REQUIREMENTS:
Below are the records; reproduce all of them exactly but without any images.

(Dataset entries)
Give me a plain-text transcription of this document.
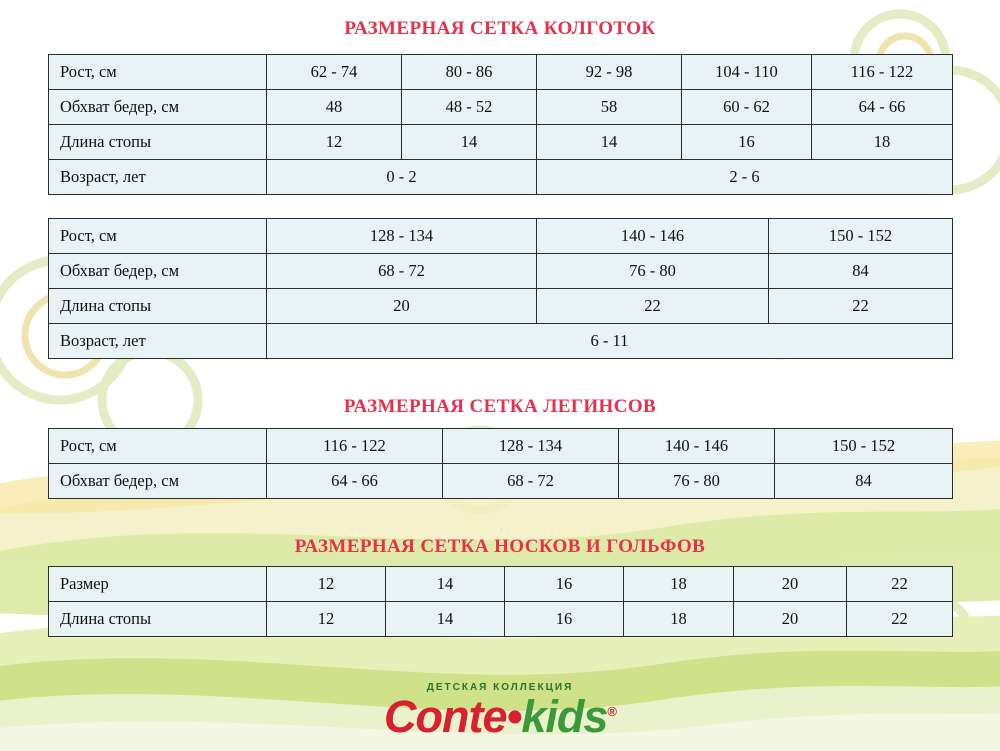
РАЗМЕРНАЯ СЕТКА КОЛГОТОК
Рост, см	62 - 74	80 - 86	92 - 98	104 - 110	116 - 122
Обхват бедер, см	48	48 - 52	58	60 - 62	64 - 66
Длина стопы	12	14	14	16	18
Возраст, лет	0 - 2		2 - 6		
Рост, см	128 - 134	140 - 146	150 - 152
Обхват бедер, см	68 - 72	76 - 80	84
Длина стопы	20	22	22
Возраст, лет	6 - 11		
РАЗМЕРНАЯ СЕТКА ЛЕГИНСОВ
Рост, см	116 - 122	128 - 134	140 - 146	150 - 152
Обхват бедер, см	64 - 66	68 - 72	76 - 80	84
РАЗМЕРНАЯ СЕТКА НОСКОВ И ГОЛЬФОВ
Размер	12	14	16	18	20	22
Длина стопы	12	14	16	18	20	22
ДЕТСКАЯ КОЛЛЕКЦИЯ
Conte•kids®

RESULT:
Give me a plain-text transcription of this document.
РАЗМЕРНАЯ СЕТКА КОЛГОТОК
Рост, см	62 - 74	80 - 86	92 - 98	104 - 110	116 - 122
Обхват бедер, см	48	48 - 52	58	60 - 62	64 - 66
Длина стопы	12	14	14	16	18
Возраст, лет	0 - 2		2 - 6		
Рост, см	128 - 134	140 - 146	150 - 152
Обхват бедер, см	68 - 72	76 - 80	84
Длина стопы	20	22	22
Возраст, лет	6 - 11		
РАЗМЕРНАЯ СЕТКА ЛЕГИНСОВ
Рост, см	116 - 122	128 - 134	140 - 146	150 - 152
Обхват бедер, см	64 - 66	68 - 72	76 - 80	84
РАЗМЕРНАЯ СЕТКА НОСКОВ И ГОЛЬФОВ
Размер	12	14	16	18	20	22
Длина стопы	12	14	16	18	20	22
ДЕТСКАЯ КОЛЛЕКЦИЯ
Conte•kids®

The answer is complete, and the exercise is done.